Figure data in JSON
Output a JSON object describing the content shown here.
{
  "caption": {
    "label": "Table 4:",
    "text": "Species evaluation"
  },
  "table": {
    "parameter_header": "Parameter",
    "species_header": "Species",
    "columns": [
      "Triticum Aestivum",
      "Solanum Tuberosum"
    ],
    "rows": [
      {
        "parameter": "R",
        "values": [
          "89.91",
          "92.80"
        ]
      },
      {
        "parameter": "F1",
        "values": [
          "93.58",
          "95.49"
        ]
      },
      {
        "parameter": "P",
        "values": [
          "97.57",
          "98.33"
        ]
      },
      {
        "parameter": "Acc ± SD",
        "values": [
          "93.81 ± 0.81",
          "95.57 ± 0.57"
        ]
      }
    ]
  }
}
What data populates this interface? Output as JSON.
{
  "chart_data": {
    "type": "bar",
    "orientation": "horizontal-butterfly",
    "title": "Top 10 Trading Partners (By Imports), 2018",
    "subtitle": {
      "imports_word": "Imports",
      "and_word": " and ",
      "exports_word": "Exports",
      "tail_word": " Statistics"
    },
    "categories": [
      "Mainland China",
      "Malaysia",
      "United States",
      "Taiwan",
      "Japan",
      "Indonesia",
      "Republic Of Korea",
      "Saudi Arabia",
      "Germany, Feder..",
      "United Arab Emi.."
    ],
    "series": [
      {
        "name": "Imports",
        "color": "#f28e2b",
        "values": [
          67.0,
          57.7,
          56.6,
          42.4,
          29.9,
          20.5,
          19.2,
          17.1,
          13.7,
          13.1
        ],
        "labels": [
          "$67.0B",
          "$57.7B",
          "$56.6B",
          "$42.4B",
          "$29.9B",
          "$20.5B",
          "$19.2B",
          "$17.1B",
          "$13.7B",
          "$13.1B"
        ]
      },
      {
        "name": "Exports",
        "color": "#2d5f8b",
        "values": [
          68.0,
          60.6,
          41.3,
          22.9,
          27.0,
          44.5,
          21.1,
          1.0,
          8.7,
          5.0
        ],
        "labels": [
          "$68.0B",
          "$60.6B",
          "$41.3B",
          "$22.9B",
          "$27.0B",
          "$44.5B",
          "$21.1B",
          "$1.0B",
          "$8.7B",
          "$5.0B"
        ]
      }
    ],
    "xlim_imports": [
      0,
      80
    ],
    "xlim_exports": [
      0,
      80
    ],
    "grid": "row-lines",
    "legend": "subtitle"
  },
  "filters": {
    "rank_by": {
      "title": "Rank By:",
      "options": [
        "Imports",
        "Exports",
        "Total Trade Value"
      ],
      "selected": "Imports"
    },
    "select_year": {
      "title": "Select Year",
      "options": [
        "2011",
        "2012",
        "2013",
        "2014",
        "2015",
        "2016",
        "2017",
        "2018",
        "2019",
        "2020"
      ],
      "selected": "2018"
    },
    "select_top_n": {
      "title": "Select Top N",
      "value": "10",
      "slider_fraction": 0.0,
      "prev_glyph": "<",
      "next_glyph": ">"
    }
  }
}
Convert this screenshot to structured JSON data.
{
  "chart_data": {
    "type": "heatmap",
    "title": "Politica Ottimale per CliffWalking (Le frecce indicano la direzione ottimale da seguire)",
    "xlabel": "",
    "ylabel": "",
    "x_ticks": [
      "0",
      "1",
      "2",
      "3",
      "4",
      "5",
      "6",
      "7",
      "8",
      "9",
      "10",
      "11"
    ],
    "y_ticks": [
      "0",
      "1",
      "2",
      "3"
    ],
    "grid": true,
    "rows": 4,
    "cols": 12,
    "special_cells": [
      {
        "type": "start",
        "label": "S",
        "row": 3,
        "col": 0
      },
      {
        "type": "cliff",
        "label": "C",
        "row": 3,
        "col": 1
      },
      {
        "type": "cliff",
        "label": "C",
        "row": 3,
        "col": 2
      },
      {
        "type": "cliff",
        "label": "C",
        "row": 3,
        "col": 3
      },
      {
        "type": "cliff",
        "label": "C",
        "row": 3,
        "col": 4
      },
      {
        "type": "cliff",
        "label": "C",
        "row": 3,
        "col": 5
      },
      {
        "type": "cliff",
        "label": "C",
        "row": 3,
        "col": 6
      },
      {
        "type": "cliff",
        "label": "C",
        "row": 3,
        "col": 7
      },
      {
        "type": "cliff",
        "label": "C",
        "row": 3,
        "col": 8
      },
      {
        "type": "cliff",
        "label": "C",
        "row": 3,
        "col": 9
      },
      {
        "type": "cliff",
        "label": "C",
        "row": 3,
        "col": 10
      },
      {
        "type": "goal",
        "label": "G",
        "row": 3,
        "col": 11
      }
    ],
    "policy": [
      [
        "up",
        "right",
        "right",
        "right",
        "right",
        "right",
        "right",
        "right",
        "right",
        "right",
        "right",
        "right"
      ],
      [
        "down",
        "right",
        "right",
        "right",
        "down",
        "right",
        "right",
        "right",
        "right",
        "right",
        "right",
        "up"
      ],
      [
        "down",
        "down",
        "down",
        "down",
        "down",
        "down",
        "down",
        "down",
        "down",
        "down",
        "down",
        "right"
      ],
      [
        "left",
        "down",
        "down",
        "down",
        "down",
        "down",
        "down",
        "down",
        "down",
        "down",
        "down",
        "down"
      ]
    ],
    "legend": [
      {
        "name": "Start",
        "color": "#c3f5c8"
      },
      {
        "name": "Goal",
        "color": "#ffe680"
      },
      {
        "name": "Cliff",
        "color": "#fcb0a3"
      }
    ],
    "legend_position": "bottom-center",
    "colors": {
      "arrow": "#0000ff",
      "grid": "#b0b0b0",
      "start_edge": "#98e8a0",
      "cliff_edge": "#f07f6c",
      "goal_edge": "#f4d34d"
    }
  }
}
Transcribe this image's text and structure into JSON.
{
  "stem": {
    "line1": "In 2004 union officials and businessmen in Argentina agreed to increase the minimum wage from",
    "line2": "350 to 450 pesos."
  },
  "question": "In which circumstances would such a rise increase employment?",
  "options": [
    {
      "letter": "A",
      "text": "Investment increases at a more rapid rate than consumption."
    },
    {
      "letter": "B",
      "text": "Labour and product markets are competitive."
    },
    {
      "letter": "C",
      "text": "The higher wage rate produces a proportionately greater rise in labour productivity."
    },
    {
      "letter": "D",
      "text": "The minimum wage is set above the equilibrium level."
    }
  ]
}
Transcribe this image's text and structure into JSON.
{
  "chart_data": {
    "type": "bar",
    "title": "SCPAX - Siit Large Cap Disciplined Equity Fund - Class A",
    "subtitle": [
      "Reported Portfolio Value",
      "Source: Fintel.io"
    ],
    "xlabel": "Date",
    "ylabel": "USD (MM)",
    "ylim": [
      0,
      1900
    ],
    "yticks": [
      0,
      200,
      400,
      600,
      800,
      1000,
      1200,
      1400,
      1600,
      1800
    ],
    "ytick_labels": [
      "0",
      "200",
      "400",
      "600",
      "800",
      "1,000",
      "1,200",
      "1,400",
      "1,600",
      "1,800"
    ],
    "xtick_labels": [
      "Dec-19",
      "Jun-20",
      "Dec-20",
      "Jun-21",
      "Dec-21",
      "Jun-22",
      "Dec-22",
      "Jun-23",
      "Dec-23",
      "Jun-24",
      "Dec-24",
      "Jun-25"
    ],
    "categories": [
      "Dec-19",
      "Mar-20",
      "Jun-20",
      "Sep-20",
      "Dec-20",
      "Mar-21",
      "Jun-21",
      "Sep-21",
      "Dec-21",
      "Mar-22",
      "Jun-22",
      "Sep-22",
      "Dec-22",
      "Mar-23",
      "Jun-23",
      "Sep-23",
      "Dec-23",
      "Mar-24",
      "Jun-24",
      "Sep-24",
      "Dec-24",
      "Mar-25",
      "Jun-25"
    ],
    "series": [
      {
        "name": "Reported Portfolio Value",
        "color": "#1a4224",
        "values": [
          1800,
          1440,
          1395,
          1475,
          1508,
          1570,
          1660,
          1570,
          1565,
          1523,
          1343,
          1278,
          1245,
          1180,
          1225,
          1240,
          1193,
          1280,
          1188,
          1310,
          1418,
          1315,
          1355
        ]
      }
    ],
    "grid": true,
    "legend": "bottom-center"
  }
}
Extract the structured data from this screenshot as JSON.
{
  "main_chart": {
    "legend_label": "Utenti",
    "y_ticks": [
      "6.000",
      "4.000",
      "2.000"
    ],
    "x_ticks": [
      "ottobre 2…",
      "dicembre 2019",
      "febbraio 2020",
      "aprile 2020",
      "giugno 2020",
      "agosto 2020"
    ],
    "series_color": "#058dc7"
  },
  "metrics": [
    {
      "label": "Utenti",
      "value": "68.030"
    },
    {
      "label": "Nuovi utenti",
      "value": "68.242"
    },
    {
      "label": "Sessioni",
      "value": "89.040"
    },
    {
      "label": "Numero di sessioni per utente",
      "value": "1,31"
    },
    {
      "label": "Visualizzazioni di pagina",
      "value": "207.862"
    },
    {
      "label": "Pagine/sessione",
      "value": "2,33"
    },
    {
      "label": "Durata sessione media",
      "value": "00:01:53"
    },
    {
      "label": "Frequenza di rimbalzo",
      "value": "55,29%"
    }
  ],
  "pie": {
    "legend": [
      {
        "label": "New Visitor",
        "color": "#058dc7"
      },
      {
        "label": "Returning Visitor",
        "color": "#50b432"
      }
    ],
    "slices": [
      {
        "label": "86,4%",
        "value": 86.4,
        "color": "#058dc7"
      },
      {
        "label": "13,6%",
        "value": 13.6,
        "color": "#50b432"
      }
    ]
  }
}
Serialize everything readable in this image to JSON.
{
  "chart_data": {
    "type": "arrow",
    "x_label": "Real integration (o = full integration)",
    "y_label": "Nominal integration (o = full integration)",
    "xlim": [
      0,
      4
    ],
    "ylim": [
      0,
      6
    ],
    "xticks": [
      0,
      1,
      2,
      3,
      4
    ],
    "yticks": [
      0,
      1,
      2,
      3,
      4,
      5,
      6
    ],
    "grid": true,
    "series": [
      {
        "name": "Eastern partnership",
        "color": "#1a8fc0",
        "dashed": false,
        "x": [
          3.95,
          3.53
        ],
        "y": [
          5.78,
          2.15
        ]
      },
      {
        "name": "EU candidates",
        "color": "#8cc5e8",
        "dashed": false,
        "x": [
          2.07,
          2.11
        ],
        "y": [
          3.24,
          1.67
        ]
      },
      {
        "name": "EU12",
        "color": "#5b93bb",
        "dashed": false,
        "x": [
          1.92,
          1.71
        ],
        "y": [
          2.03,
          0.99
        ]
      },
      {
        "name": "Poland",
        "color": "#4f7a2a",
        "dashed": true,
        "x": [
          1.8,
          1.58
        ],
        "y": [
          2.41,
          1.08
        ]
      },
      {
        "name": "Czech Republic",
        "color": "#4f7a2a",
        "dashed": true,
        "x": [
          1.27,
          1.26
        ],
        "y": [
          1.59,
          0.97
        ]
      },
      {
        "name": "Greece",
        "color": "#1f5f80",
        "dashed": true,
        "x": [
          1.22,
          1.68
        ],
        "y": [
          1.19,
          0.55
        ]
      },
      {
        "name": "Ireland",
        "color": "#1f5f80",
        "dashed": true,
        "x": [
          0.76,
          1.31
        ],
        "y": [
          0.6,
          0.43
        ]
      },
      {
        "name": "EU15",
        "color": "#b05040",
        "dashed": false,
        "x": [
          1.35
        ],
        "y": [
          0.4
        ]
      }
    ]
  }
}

__Problem description__: Among the lines of the material, find those that hold the word "Republic" and copy them.

__Solved problem__:
      "Republic Of Korea",
        "name": "Czech Republic",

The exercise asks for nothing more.